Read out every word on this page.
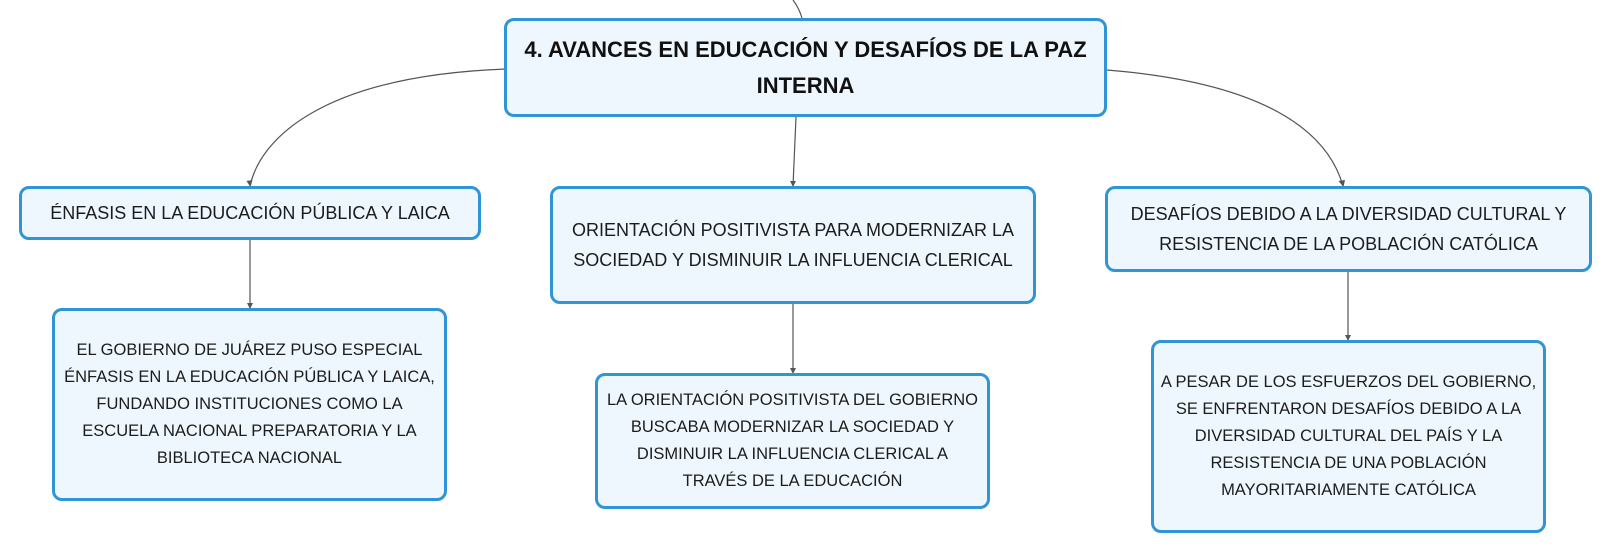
4. AVANCES EN EDUCACIÓN Y DESAFÍOS DE LA PAZ INTERNA
ÉNFASIS EN LA EDUCACIÓN PÚBLICA Y LAICA
ORIENTACIÓN POSITIVISTA PARA MODERNIZAR LA SOCIEDAD Y DISMINUIR LA INFLUENCIA CLERICAL
DESAFÍOS DEBIDO A LA DIVERSIDAD CULTURAL Y RESISTENCIA DE LA POBLACIÓN CATÓLICA
EL GOBIERNO DE JUÁREZ PUSO ESPECIAL ÉNFASIS EN LA EDUCACIÓN PÚBLICA Y LAICA, FUNDANDO INSTITUCIONES COMO LA ESCUELA NACIONAL PREPARATORIA Y LA BIBLIOTECA NACIONAL
LA ORIENTACIÓN POSITIVISTA DEL GOBIERNO BUSCABA MODERNIZAR LA SOCIEDAD Y DISMINUIR LA INFLUENCIA CLERICAL A TRAVÉS DE LA EDUCACIÓN
A PESAR DE LOS ESFUERZOS DEL GOBIERNO, SE ENFRENTARON DESAFÍOS DEBIDO A LA DIVERSIDAD CULTURAL DEL PAÍS Y LA RESISTENCIA DE UNA POBLACIÓN MAYORITARIAMENTE CATÓLICA
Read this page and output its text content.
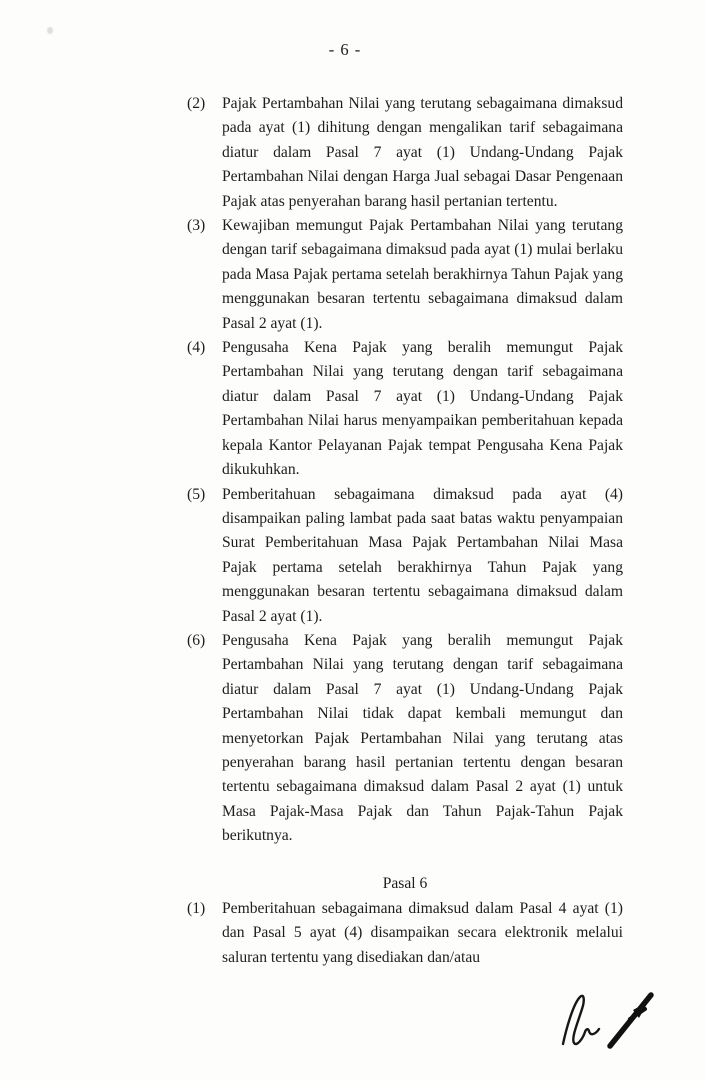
- 6 -
(2)	Pajak Pertambahan Nilai yang terutang sebagaimana dimaksud pada ayat (1) dihitung dengan mengalikan tarif sebagaimana diatur dalam Pasal 7 ayat (1) Undang-Undang Pajak Pertambahan Nilai dengan Harga Jual sebagai Dasar Pengenaan Pajak atas penyerahan barang hasil pertanian tertentu.
(3)	Kewajiban memungut Pajak Pertambahan Nilai yang terutang dengan tarif sebagaimana dimaksud pada ayat (1) mulai berlaku pada Masa Pajak pertama setelah berakhirnya Tahun Pajak yang menggunakan besaran tertentu sebagaimana dimaksud dalam Pasal 2 ayat (1).
(4)	Pengusaha Kena Pajak yang beralih memungut Pajak Pertambahan Nilai yang terutang dengan tarif sebagaimana diatur dalam Pasal 7 ayat (1) Undang-Undang Pajak Pertambahan Nilai harus menyampaikan pemberitahuan kepada kepala Kantor Pelayanan Pajak tempat Pengusaha Kena Pajak dikukuhkan.
(5)	Pemberitahuan sebagaimana dimaksud pada ayat (4) disampaikan paling lambat pada saat batas waktu penyampaian Surat Pemberitahuan Masa Pajak Pertambahan Nilai Masa Pajak pertama setelah berakhirnya Tahun Pajak yang menggunakan besaran tertentu sebagaimana dimaksud dalam Pasal 2 ayat (1).
(6)	Pengusaha Kena Pajak yang beralih memungut Pajak Pertambahan Nilai yang terutang dengan tarif sebagaimana diatur dalam Pasal 7 ayat (1) Undang-Undang Pajak Pertambahan Nilai tidak dapat kembali memungut dan menyetorkan Pajak Pertambahan Nilai yang terutang atas penyerahan barang hasil pertanian tertentu dengan besaran tertentu sebagaimana dimaksud dalam Pasal 2 ayat (1) untuk Masa Pajak-Masa Pajak dan Tahun Pajak-Tahun Pajak berikutnya.
Pasal 6
(1)	Pemberitahuan sebagaimana dimaksud dalam Pasal 4 ayat (1) dan Pasal 5 ayat (4) disampaikan secara elektronik melalui saluran tertentu yang disediakan dan/atau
###
■ Objective ■
Every line that holds the word "pertama" should be extracted.

■ Output below ■
(3)	Kewajiban memungut Pajak Pertambahan Nilai yang terutang dengan tarif sebagaimana dimaksud pada ayat (1) mulai berlaku pada Masa Pajak pertama setelah berakhirnya Tahun Pajak yang menggunakan besaran tertentu sebagaimana dimaksud dalam Pasal 2 ayat (1).
(5)	Pemberitahuan sebagaimana dimaksud pada ayat (4) disampaikan paling lambat pada saat batas waktu penyampaian Surat Pemberitahuan Masa Pajak Pertambahan Nilai Masa Pajak pertama setelah berakhirnya Tahun Pajak yang menggunakan besaran tertentu sebagaimana dimaksud dalam Pasal 2 ayat (1).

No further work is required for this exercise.